• [Task directions] In the data that follows, count each line holding the string "Electric"; answer with the number only.

• [Extracts from a graphics dataset]
┌────────

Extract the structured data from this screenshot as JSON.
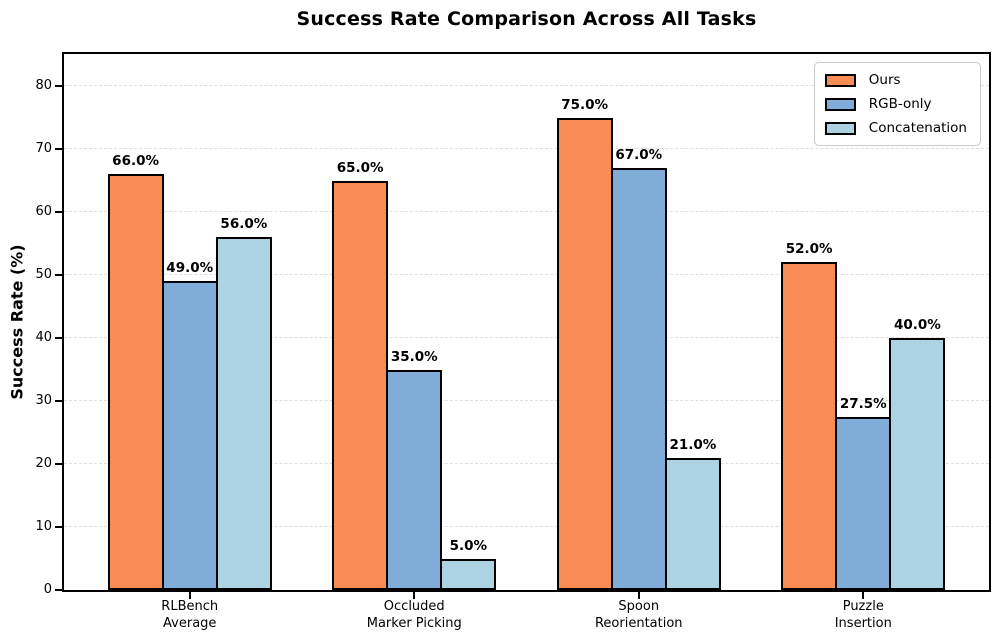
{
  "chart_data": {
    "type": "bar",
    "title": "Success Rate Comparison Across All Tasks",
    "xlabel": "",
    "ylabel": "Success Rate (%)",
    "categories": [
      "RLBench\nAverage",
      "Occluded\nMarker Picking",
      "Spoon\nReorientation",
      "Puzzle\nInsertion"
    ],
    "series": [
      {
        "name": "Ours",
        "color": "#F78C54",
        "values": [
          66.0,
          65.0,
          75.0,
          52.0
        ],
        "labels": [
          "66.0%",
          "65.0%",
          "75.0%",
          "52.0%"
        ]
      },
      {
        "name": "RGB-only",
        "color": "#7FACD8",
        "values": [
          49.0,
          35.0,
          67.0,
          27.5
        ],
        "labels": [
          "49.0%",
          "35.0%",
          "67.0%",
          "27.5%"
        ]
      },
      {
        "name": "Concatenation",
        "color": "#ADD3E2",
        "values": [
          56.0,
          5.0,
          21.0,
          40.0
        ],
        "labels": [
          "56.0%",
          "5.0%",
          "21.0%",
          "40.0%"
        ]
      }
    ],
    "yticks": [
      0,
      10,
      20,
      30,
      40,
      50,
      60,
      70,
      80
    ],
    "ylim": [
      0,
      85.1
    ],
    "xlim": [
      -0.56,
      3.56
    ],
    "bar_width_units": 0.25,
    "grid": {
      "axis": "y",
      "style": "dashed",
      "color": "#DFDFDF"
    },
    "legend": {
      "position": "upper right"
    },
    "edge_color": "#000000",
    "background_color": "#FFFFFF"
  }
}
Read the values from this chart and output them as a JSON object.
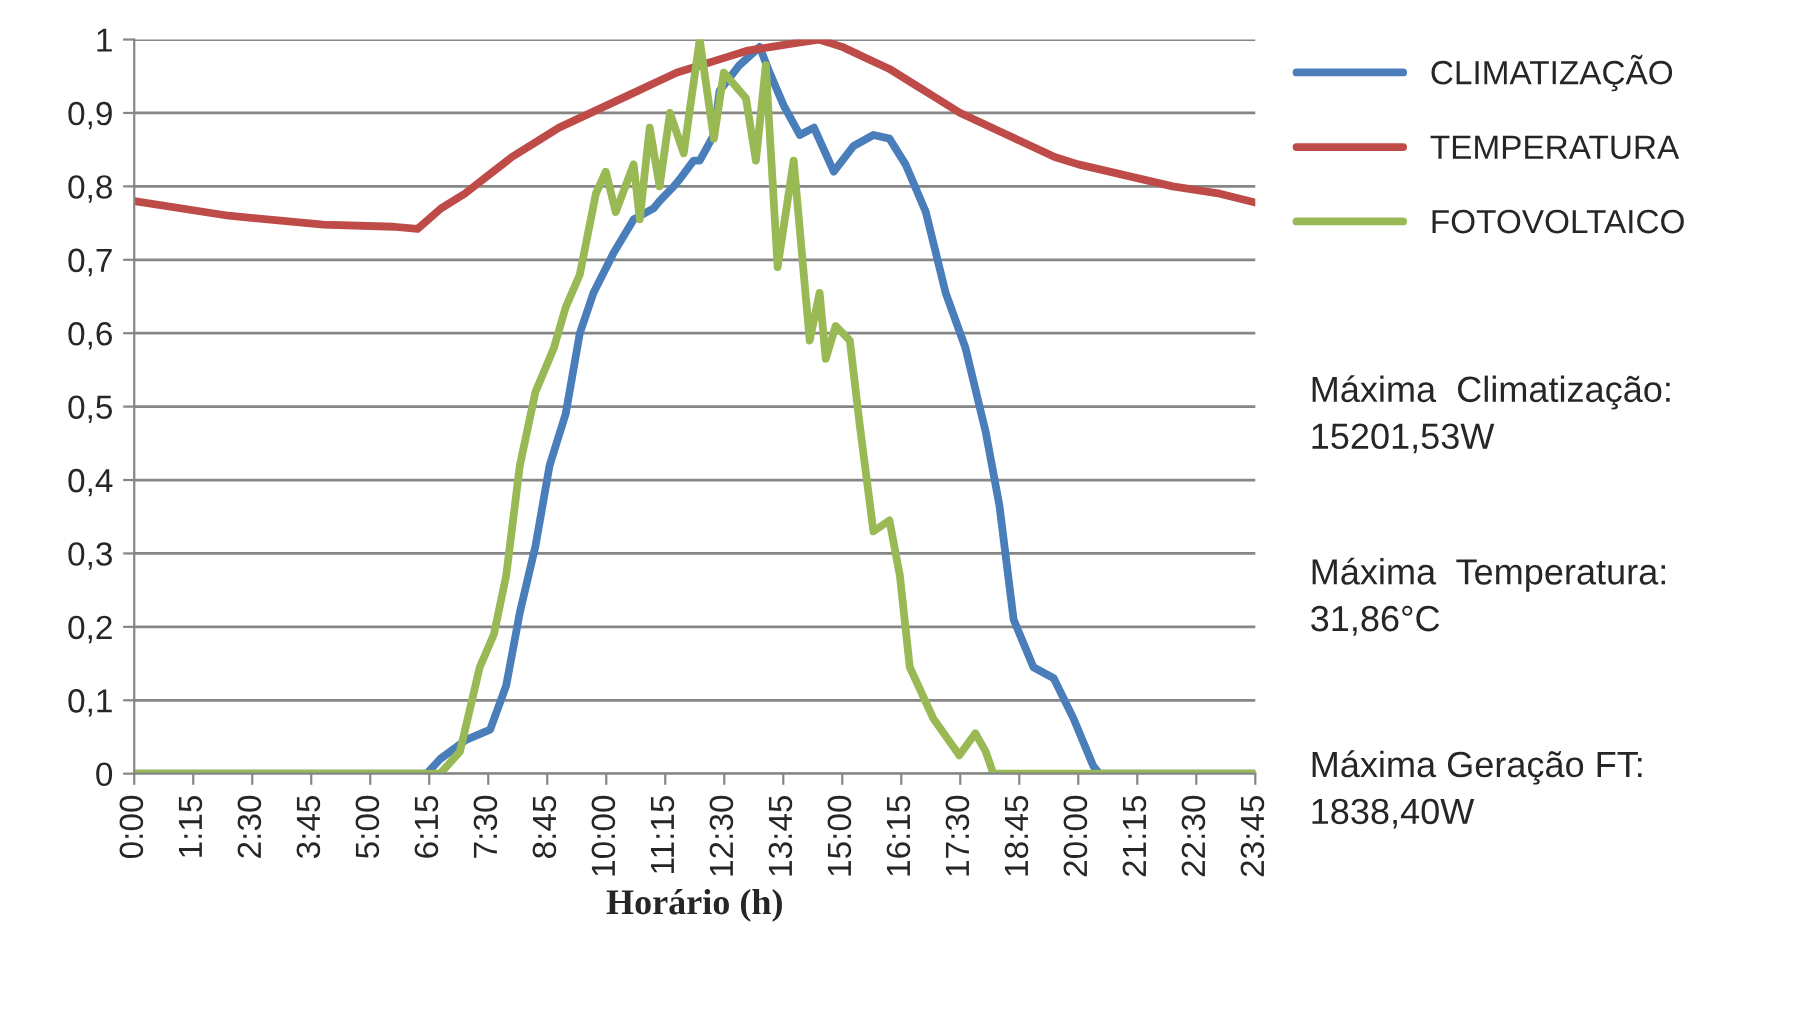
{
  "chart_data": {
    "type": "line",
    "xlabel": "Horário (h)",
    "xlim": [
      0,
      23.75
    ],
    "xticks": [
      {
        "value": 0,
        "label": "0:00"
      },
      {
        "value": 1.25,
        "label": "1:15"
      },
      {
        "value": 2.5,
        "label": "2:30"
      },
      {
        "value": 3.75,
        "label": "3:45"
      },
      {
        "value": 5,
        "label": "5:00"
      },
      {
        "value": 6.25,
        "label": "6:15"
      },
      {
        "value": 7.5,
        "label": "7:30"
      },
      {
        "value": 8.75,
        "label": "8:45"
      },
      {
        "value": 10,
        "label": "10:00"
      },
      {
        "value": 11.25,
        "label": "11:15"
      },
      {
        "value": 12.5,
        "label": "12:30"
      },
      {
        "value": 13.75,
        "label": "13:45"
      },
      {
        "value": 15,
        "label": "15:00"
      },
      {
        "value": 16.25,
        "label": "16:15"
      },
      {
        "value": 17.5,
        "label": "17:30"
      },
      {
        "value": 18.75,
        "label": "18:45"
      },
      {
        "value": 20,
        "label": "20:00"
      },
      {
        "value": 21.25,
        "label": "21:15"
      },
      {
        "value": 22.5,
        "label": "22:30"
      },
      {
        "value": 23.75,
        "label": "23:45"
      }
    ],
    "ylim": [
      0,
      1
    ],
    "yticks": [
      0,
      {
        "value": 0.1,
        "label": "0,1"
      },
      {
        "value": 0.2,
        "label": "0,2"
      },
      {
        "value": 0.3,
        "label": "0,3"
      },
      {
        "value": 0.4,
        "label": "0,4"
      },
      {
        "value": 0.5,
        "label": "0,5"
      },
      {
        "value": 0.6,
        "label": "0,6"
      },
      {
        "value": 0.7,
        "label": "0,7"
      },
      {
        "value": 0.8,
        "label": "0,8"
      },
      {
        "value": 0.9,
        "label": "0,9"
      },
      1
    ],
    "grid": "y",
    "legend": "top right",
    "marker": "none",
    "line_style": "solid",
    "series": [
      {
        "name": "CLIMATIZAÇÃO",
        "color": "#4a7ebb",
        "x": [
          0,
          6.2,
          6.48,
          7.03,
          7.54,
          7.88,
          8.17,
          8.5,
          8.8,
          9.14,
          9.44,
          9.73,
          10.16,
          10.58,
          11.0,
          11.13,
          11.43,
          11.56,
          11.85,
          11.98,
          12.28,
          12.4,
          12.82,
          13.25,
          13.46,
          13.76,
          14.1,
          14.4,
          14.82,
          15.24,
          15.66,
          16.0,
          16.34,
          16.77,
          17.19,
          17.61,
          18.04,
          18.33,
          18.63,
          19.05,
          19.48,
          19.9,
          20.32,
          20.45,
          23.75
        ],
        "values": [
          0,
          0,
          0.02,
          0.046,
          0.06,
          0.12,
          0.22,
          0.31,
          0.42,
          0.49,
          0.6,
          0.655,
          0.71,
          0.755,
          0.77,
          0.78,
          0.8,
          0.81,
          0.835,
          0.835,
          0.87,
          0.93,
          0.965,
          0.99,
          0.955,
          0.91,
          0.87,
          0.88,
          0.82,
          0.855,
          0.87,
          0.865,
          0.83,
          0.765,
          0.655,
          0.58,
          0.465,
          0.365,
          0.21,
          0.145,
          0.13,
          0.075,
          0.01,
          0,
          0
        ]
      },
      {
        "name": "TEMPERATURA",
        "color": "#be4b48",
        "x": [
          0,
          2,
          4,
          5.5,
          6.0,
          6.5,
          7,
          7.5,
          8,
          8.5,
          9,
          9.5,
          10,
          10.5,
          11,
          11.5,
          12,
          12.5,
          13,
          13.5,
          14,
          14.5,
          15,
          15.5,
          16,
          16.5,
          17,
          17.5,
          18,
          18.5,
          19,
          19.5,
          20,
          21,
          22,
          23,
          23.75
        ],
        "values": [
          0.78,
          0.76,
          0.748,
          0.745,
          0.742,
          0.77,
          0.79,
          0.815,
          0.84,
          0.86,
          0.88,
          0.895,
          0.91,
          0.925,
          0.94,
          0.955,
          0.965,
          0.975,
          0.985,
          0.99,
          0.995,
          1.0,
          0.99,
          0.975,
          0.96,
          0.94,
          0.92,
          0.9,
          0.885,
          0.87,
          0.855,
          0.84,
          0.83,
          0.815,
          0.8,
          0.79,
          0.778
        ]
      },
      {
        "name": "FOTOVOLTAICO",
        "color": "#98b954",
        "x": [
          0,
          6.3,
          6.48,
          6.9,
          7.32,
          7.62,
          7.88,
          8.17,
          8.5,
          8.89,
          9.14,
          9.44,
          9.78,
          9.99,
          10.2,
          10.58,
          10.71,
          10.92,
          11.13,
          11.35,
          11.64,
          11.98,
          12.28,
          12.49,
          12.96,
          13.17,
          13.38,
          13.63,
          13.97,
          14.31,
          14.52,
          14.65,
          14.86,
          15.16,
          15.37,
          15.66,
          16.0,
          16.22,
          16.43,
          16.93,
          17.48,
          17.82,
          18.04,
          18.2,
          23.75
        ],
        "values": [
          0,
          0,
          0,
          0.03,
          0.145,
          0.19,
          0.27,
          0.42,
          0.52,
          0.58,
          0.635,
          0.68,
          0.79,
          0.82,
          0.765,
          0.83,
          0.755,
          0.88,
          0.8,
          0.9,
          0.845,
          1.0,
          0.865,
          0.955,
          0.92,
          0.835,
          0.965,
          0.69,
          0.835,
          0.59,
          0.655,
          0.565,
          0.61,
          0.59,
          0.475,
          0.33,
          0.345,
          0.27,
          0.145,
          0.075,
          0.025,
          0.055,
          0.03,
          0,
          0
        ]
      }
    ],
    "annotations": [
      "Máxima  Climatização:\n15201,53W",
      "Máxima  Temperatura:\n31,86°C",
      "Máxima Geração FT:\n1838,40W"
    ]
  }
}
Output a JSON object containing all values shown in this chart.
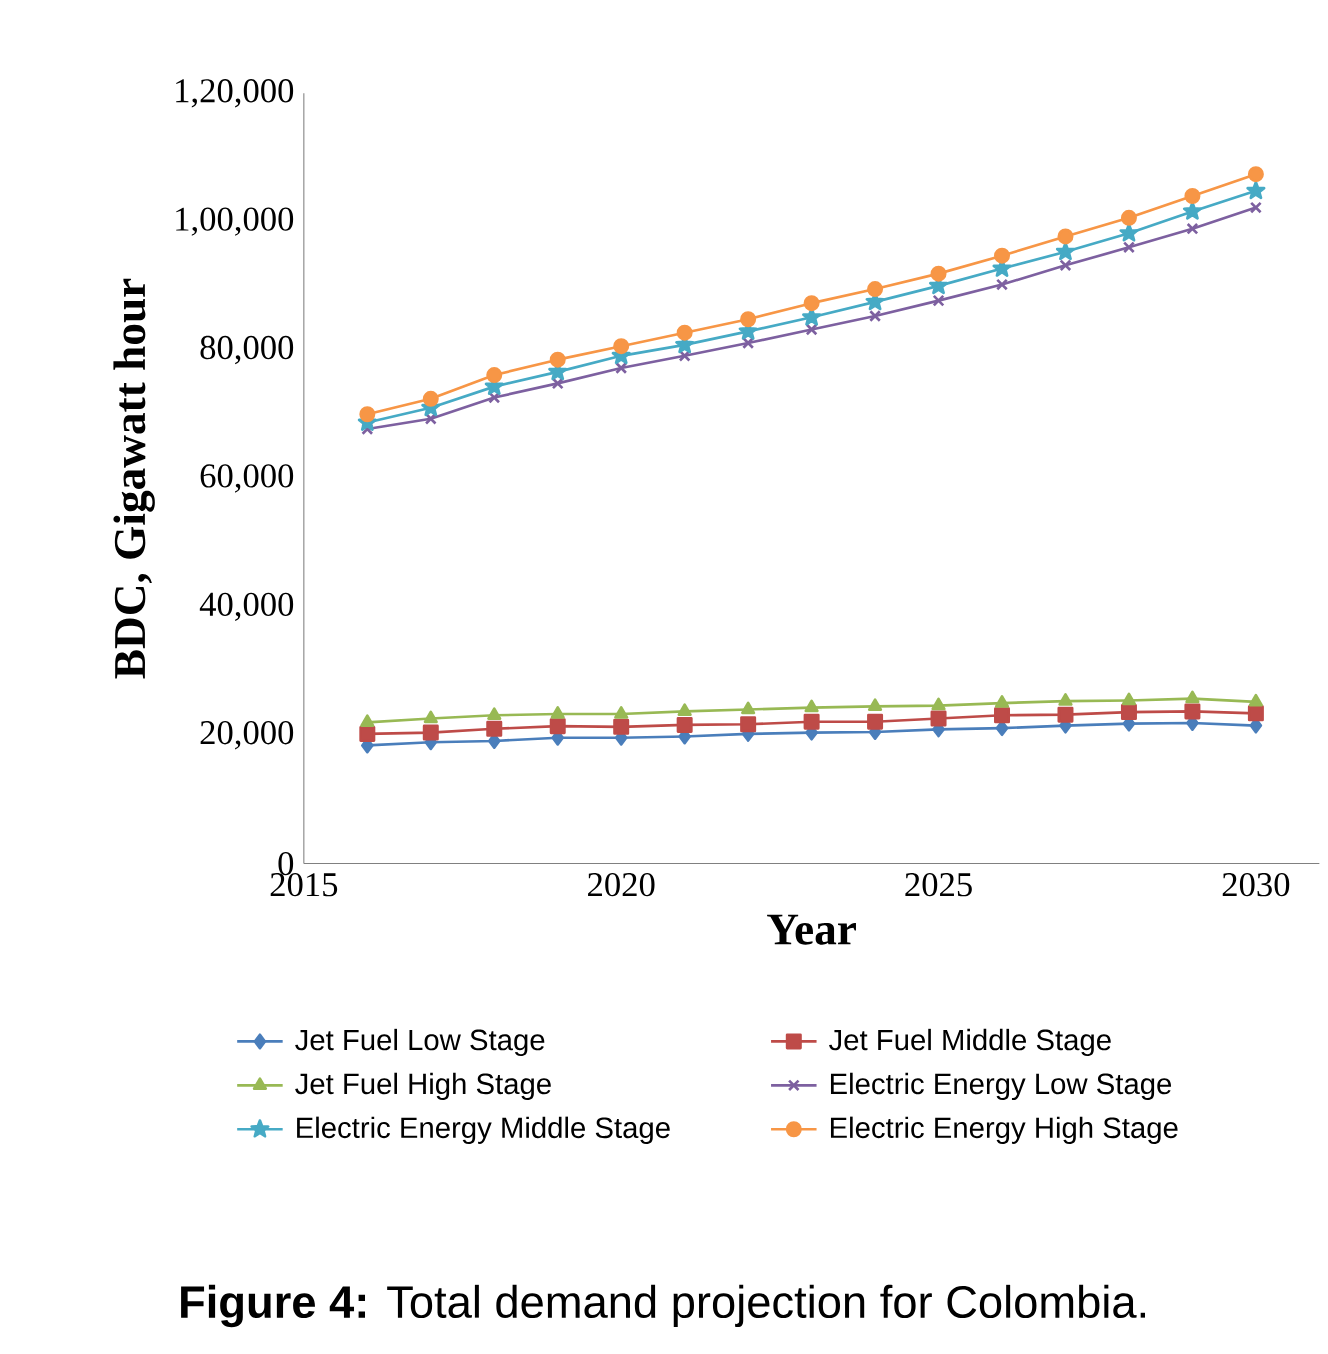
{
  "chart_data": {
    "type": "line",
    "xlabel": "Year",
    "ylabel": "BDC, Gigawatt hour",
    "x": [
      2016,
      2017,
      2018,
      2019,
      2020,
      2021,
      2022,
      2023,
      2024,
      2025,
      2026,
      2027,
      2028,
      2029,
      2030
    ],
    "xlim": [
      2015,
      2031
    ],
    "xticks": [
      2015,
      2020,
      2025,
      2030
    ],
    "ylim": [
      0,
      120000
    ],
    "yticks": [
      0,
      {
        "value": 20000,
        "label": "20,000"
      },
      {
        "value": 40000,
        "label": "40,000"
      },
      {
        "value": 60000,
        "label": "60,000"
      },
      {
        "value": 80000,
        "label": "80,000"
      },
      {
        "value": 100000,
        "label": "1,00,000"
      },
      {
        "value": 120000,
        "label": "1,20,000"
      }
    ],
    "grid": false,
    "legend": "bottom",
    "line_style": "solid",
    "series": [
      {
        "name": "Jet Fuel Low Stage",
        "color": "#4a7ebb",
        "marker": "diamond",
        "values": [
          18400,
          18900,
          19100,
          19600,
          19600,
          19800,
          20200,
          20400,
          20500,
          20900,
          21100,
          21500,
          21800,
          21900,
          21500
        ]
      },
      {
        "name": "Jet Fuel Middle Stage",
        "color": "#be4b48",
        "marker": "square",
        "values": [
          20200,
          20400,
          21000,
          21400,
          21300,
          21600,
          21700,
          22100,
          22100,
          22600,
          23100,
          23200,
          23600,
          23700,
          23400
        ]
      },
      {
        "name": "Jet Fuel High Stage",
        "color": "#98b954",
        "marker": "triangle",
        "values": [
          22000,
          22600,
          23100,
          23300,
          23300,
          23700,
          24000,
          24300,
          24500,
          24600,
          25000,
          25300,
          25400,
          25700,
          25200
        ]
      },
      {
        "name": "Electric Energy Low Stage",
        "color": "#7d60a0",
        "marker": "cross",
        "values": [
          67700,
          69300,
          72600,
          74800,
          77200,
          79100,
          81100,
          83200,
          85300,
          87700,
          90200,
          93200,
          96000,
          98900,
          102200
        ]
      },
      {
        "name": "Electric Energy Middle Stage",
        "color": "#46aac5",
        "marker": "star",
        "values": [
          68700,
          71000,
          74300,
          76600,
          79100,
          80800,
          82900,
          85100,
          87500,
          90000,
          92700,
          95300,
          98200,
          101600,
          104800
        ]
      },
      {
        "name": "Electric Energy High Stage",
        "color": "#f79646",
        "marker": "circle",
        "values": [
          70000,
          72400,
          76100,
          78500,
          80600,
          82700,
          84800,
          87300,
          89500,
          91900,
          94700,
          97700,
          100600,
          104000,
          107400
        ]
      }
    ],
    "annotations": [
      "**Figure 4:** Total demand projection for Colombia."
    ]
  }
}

└────────

• [Full answer] 3